§ **To do**: For the entries that follow, tally the lines holding the string "title". Give the total and nothing else.

[Records that describe figures]
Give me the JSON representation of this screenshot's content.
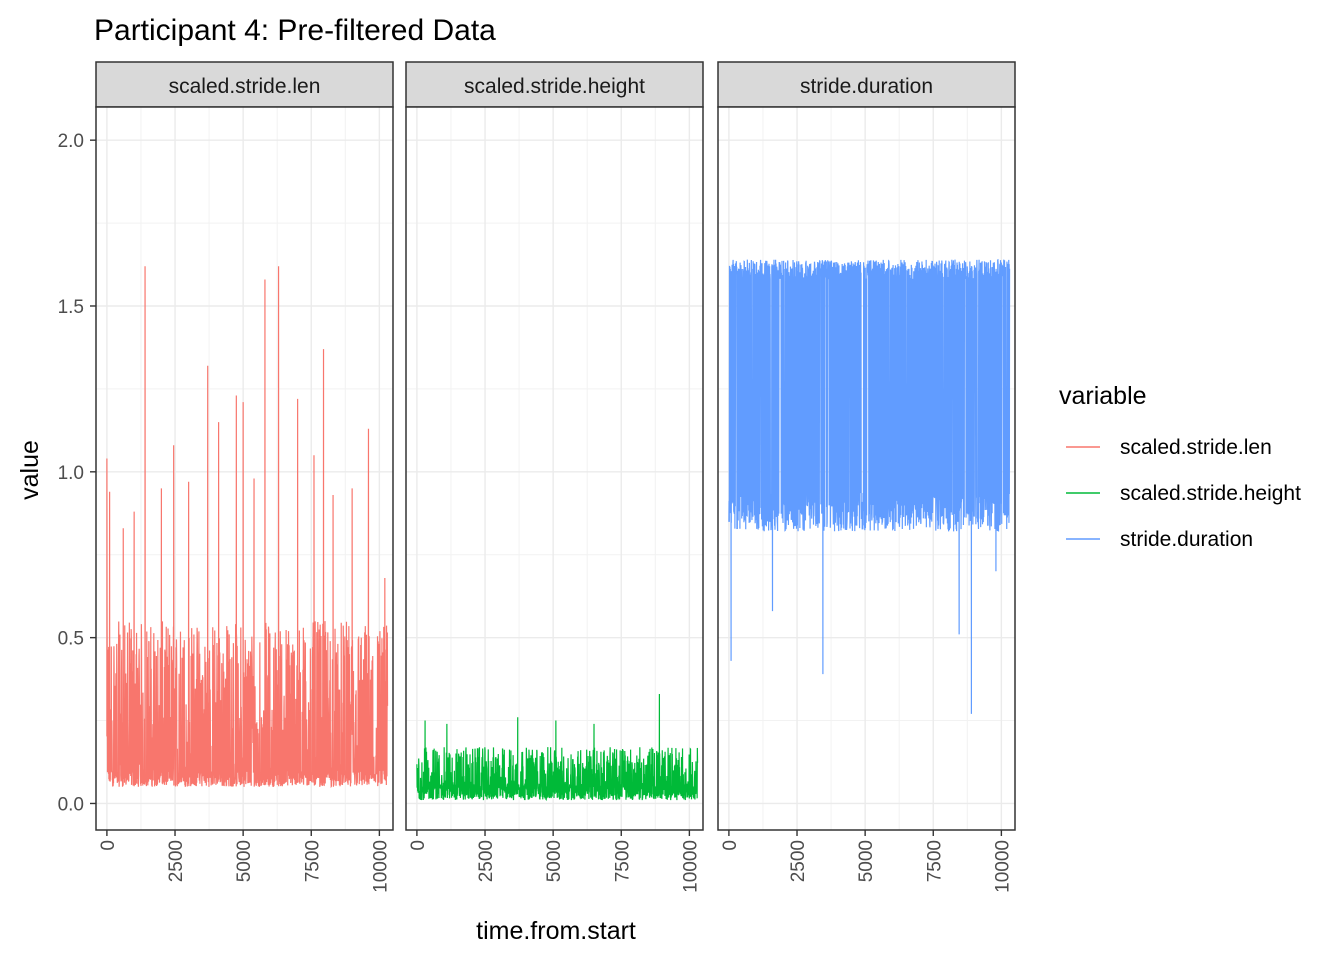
{
  "chart_data": {
    "type": "line",
    "title": "Participant 4: Pre-filtered Data",
    "xlabel": "time.from.start",
    "ylabel": "value",
    "facet_by": "variable",
    "xlim": [
      -400,
      10500
    ],
    "ylim": [
      -0.08,
      2.1
    ],
    "x_ticks": [
      0,
      2500,
      5000,
      7500,
      10000
    ],
    "y_ticks": [
      0.0,
      0.5,
      1.0,
      1.5,
      2.0
    ],
    "y_tick_labels": [
      "0.0",
      "0.5",
      "1.0",
      "1.5",
      "2.0"
    ],
    "grid": true,
    "legend": {
      "title": "variable",
      "position": "right",
      "entries": [
        "scaled.stride.len",
        "scaled.stride.height",
        "stride.duration"
      ]
    },
    "series": [
      {
        "name": "scaled.stride.len",
        "color": "#F8766D",
        "x_range": [
          0,
          10300
        ],
        "typical_range": [
          0.05,
          0.55
        ],
        "min": 0.0,
        "max": 1.62,
        "peaks": [
          {
            "x": 0,
            "y": 1.04
          },
          {
            "x": 100,
            "y": 0.94
          },
          {
            "x": 600,
            "y": 0.83
          },
          {
            "x": 1000,
            "y": 0.88
          },
          {
            "x": 1400,
            "y": 1.62
          },
          {
            "x": 2000,
            "y": 0.95
          },
          {
            "x": 2450,
            "y": 1.08
          },
          {
            "x": 3000,
            "y": 0.97
          },
          {
            "x": 3700,
            "y": 1.32
          },
          {
            "x": 4100,
            "y": 1.15
          },
          {
            "x": 4750,
            "y": 1.23
          },
          {
            "x": 5000,
            "y": 1.21
          },
          {
            "x": 5400,
            "y": 0.98
          },
          {
            "x": 5800,
            "y": 1.58
          },
          {
            "x": 6300,
            "y": 1.62
          },
          {
            "x": 7000,
            "y": 1.22
          },
          {
            "x": 7600,
            "y": 1.05
          },
          {
            "x": 7950,
            "y": 1.37
          },
          {
            "x": 8300,
            "y": 0.93
          },
          {
            "x": 9000,
            "y": 0.95
          },
          {
            "x": 9600,
            "y": 1.13
          },
          {
            "x": 10200,
            "y": 0.68
          }
        ]
      },
      {
        "name": "scaled.stride.height",
        "color": "#00BA38",
        "x_range": [
          0,
          10300
        ],
        "typical_range": [
          0.01,
          0.17
        ],
        "min": 0.0,
        "max": 0.33,
        "peaks": [
          {
            "x": 300,
            "y": 0.25
          },
          {
            "x": 1100,
            "y": 0.24
          },
          {
            "x": 3700,
            "y": 0.26
          },
          {
            "x": 5100,
            "y": 0.25
          },
          {
            "x": 6500,
            "y": 0.24
          },
          {
            "x": 8900,
            "y": 0.33
          }
        ]
      },
      {
        "name": "stride.duration",
        "color": "#619CFF",
        "x_range": [
          0,
          10300
        ],
        "typical_range": [
          0.82,
          1.64
        ],
        "min": 0.27,
        "max": 1.64,
        "dips": [
          {
            "x": 80,
            "y": 0.43
          },
          {
            "x": 1600,
            "y": 0.58
          },
          {
            "x": 3450,
            "y": 0.39
          },
          {
            "x": 8450,
            "y": 0.51
          },
          {
            "x": 8900,
            "y": 0.27
          },
          {
            "x": 9800,
            "y": 0.7
          }
        ]
      }
    ]
  }
}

§ **Exercise response**: 2